Written request ▸ Gather all lines in the entries that include the word "Кировское".

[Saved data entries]

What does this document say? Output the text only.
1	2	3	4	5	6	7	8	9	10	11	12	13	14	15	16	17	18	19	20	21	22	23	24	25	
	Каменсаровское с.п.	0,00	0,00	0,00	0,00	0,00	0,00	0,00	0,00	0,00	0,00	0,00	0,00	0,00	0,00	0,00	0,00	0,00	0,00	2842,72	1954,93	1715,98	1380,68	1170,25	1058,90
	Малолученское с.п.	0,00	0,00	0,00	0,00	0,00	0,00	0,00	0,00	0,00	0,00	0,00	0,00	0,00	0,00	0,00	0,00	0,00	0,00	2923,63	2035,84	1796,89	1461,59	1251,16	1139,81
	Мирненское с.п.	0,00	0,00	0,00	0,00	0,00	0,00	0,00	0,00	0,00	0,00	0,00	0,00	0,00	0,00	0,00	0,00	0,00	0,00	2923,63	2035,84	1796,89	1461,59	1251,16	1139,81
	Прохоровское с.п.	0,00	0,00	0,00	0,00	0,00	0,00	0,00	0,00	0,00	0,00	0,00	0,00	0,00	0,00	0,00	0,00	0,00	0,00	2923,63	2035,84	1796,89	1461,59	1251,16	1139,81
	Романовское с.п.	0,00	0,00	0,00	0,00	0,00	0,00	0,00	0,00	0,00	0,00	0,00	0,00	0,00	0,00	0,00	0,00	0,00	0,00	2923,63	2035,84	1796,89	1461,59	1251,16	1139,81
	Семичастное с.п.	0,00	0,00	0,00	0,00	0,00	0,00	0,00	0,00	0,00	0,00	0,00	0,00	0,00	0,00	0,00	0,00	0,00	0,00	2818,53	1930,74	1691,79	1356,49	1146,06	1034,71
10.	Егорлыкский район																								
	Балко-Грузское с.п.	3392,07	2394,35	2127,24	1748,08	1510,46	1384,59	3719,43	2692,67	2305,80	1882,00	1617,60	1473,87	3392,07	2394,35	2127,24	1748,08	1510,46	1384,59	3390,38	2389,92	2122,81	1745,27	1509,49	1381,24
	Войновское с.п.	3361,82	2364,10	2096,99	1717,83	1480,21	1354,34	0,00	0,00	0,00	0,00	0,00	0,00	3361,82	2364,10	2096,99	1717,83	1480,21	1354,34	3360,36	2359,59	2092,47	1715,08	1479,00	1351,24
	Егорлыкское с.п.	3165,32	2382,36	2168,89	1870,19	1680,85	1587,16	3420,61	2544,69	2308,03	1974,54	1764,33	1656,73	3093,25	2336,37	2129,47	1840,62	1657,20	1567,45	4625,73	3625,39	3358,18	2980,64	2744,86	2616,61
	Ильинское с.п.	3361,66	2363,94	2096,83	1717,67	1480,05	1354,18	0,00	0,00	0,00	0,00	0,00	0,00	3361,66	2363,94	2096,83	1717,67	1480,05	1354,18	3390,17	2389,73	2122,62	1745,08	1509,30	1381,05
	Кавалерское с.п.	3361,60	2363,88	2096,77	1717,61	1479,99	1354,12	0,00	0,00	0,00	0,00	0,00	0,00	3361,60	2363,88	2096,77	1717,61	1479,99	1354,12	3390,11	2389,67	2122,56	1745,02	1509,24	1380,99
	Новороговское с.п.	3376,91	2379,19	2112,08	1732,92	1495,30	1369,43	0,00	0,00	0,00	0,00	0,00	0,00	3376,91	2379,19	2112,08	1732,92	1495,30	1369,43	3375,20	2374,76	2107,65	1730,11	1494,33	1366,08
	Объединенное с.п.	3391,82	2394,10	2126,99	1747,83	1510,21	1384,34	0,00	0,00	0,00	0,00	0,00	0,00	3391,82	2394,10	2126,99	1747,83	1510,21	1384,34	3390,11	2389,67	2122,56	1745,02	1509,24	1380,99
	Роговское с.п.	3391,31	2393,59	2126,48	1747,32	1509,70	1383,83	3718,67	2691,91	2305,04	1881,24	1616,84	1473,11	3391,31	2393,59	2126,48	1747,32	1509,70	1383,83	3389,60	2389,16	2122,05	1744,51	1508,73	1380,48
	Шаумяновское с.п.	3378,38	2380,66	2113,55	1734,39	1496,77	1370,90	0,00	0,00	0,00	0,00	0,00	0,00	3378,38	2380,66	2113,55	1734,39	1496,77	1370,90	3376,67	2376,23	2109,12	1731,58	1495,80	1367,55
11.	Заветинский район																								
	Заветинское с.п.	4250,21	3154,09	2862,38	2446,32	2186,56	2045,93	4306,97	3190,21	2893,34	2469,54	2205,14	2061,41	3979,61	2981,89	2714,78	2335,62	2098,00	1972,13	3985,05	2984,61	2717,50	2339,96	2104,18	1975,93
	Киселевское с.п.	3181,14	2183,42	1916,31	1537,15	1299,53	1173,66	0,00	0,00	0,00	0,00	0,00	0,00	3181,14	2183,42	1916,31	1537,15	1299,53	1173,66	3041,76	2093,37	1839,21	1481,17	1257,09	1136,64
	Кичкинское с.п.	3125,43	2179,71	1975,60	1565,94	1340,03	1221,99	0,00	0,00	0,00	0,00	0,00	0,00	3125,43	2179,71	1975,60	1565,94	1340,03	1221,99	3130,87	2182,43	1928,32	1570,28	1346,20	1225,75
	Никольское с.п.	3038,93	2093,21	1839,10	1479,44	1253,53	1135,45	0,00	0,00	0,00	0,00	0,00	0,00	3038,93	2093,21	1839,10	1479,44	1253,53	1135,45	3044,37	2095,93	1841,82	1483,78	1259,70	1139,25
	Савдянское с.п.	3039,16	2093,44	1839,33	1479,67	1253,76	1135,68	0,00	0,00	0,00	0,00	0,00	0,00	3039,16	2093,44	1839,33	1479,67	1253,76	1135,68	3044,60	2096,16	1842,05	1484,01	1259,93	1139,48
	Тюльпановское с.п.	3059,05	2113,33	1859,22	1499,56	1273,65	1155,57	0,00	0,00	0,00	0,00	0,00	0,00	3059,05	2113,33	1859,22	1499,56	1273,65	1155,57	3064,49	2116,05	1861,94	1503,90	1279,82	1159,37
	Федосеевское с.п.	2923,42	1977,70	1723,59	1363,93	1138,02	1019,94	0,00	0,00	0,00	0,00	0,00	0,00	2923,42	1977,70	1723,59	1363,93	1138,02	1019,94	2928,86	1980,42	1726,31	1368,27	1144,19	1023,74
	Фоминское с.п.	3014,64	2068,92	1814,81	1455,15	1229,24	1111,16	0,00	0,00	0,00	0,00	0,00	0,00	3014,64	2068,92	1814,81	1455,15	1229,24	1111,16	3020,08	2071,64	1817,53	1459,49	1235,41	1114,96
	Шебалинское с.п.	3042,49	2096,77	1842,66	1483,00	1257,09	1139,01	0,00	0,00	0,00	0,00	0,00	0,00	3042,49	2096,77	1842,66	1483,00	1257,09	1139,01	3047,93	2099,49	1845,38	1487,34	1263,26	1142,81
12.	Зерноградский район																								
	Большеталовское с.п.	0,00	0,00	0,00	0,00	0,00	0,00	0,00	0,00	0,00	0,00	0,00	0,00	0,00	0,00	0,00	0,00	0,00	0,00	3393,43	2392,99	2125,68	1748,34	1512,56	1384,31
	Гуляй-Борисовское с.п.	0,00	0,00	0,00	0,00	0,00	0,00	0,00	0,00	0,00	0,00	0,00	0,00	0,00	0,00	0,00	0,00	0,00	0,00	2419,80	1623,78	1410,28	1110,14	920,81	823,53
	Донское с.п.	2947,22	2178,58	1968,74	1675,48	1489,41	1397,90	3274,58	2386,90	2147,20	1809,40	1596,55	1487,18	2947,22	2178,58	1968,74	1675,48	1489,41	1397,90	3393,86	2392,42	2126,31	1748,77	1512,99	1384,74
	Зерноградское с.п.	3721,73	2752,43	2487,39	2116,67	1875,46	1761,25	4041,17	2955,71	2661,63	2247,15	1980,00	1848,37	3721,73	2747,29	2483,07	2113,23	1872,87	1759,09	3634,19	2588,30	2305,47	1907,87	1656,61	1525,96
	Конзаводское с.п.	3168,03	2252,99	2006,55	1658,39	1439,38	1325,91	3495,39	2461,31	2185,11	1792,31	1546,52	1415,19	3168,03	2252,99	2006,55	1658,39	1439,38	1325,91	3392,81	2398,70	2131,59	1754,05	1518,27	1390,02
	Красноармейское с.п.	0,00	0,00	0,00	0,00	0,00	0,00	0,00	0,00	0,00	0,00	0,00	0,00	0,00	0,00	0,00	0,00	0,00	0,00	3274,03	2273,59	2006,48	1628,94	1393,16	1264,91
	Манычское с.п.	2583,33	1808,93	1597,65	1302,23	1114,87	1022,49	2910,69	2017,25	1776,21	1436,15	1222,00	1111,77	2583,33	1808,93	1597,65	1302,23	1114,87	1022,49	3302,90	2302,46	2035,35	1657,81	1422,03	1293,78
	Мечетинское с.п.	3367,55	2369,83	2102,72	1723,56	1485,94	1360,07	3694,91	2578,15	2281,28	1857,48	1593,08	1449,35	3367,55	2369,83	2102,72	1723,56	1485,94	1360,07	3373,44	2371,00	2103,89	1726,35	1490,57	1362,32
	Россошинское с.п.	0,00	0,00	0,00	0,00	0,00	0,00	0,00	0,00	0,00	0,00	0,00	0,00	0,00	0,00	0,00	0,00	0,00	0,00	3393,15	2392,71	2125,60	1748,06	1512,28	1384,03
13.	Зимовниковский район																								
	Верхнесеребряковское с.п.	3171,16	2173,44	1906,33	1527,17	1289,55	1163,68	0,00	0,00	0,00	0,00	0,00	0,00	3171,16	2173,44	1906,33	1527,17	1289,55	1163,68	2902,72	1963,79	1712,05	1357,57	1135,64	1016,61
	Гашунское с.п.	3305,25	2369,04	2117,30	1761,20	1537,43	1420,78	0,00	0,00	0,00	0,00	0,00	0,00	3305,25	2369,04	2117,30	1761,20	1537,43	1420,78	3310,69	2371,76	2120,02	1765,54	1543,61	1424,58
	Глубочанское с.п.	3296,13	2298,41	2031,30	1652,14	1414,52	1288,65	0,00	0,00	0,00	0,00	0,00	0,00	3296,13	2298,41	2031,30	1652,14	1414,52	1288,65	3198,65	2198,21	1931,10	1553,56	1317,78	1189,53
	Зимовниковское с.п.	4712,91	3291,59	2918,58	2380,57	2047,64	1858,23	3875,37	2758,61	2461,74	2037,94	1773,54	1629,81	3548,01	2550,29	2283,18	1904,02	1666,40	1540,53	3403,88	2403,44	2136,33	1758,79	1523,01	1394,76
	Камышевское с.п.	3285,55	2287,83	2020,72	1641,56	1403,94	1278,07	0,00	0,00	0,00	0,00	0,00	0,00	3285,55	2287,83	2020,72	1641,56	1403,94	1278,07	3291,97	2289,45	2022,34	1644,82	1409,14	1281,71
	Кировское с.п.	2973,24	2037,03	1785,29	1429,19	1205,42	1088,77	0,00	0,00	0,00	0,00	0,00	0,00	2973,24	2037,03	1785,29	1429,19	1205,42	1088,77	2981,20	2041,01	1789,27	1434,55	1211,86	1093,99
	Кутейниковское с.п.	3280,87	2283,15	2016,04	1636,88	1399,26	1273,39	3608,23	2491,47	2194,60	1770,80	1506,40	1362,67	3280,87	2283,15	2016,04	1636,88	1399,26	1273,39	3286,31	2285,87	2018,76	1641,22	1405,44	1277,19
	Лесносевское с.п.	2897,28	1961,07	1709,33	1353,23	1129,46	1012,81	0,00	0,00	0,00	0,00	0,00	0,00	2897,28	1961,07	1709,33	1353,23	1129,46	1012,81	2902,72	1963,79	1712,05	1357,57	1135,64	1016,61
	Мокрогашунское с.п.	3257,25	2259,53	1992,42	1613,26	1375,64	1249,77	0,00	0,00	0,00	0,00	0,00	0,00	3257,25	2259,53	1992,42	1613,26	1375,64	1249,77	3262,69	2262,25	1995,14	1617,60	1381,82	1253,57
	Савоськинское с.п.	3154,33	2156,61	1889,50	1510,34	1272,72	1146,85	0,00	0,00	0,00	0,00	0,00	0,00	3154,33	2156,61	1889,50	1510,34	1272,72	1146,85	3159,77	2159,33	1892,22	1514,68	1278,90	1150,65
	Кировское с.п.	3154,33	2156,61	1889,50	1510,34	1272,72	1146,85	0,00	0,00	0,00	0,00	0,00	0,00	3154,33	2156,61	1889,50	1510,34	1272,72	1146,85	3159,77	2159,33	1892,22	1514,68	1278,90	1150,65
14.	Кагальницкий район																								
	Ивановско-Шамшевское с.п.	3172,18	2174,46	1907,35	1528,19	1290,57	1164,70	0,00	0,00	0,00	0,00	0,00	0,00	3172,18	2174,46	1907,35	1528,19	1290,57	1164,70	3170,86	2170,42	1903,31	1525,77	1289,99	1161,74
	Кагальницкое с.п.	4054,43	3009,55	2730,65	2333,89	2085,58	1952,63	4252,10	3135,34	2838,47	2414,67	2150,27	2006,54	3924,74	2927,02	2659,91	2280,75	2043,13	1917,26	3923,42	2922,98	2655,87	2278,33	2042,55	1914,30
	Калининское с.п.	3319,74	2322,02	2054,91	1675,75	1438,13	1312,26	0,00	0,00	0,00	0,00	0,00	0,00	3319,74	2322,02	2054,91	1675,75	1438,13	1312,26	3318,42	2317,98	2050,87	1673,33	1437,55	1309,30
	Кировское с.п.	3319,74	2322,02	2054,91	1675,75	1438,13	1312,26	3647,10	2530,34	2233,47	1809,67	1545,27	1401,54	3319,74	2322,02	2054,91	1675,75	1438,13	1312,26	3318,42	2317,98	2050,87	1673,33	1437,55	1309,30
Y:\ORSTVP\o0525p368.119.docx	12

Exercise output ▸
	Кировское с.п.	2973,24	2037,03	1785,29	1429,19	1205,42	1088,77	0,00	0,00	0,00	0,00	0,00	0,00	2973,24	2037,03	1785,29	1429,19	1205,42	1088,77	2981,20	2041,01	1789,27	1434,55	1211,86	1093,99
	Кировское с.п.	3154,33	2156,61	1889,50	1510,34	1272,72	1146,85	0,00	0,00	0,00	0,00	0,00	0,00	3154,33	2156,61	1889,50	1510,34	1272,72	1146,85	3159,77	2159,33	1892,22	1514,68	1278,90	1150,65
	Кировское с.п.	3319,74	2322,02	2054,91	1675,75	1438,13	1312,26	3647,10	2530,34	2233,47	1809,67	1545,27	1401,54	3319,74	2322,02	2054,91	1675,75	1438,13	1312,26	3318,42	2317,98	2050,87	1673,33	1437,55	1309,30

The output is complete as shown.